§ PAGE:
········

Pierre Guionin (Gorillas) : “Les Français ont adopté plus vite que prévu nos services”
Par Clotilde Chenevoy | Le | E-commerce
Gorillas a débarqué en France il y a un peu plus d’un an. L’occasion de revenir avec Pierre Guionin, directeur général, sur le développement de l’enseigne qui multiplie les initiatives pour s’imposer sur le nouveau marché du quick commerce.
Gorillas a démarré en France il y a plus d’un an. Où en êtes-vous dans votre développement ?
Nous avons commencé en avril 2021 à Bastille et le contexte était relativement calme car nous étions le 2e acteur après Cajoo (ndlr : racheté par Flink en mai 2022). Depuis, nous avons ouvert 25 magasins à Paris et sa couronne, Lille, Lyon, Bordeaux et Nice et dépassé le million de commandes. On s’est lancé avec le confinement et cela a été un catalyseur de performance. Depuis, nous sommes rentrés dans les habitudes d’achat des clients. Nous constatons une véritable fidélité à la marque. Nous avons depuis pris la place de leader, notamment suite au rachat de Frichti, selon le baromètre Fox Intelligence.
Avez-vous été surpris par la violence de la concurrence ?
Je m’attendais à ce que le marché français soit très concurrentiel parce que c’est un des marchés les plus exigeants, avec une grande maturité de la distribution alimentaire, et aussi avec le plus gros potentiel en termes de volume d’achat. Notre trajectoire d’expansion est très claire et nous avons misé sur une approche très structurée.

········

§ MATÉRIEL FOURNI:
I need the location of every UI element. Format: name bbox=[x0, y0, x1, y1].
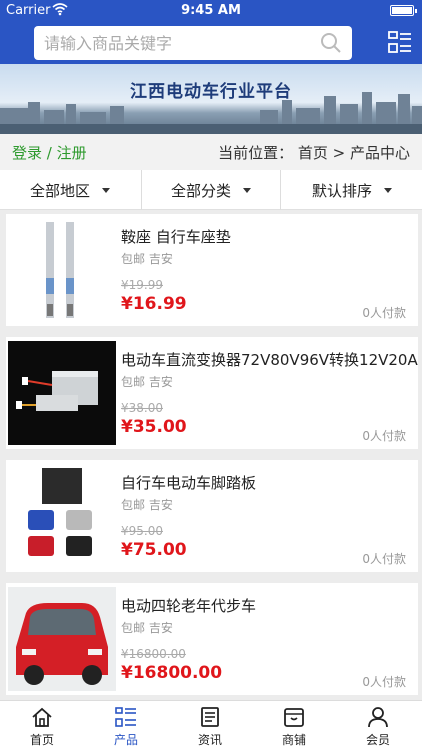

········

§ CONSIGNE:
Recopiez tout le passage de l'entretien sur Gorillas qui va de « Nous avons commencé » jusqu'à « la concurrence ? ».

§ RÉSULTAT FINAL:
Nous avons commencé en avril 2021 à Bastille et le contexte était relativement calme car nous étions le 2e acteur après Cajoo (ndlr : racheté par Flink en mai 2022). Depuis, nous avons ouvert 25 magasins à Paris et sa couronne, Lille, Lyon, Bordeaux et Nice et dépassé le million de commandes. On s’est lancé avec le confinement et cela a été un catalyseur de performance. Depuis, nous sommes rentrés dans les habitudes d’achat des clients. Nous constatons une véritable fidélité à la marque. Nous avons depuis pris la place de leader, notamment suite au rachat de Frichti, selon le baromètre Fox Intelligence.
Avez-vous été surpris par la violence de la concurrence ?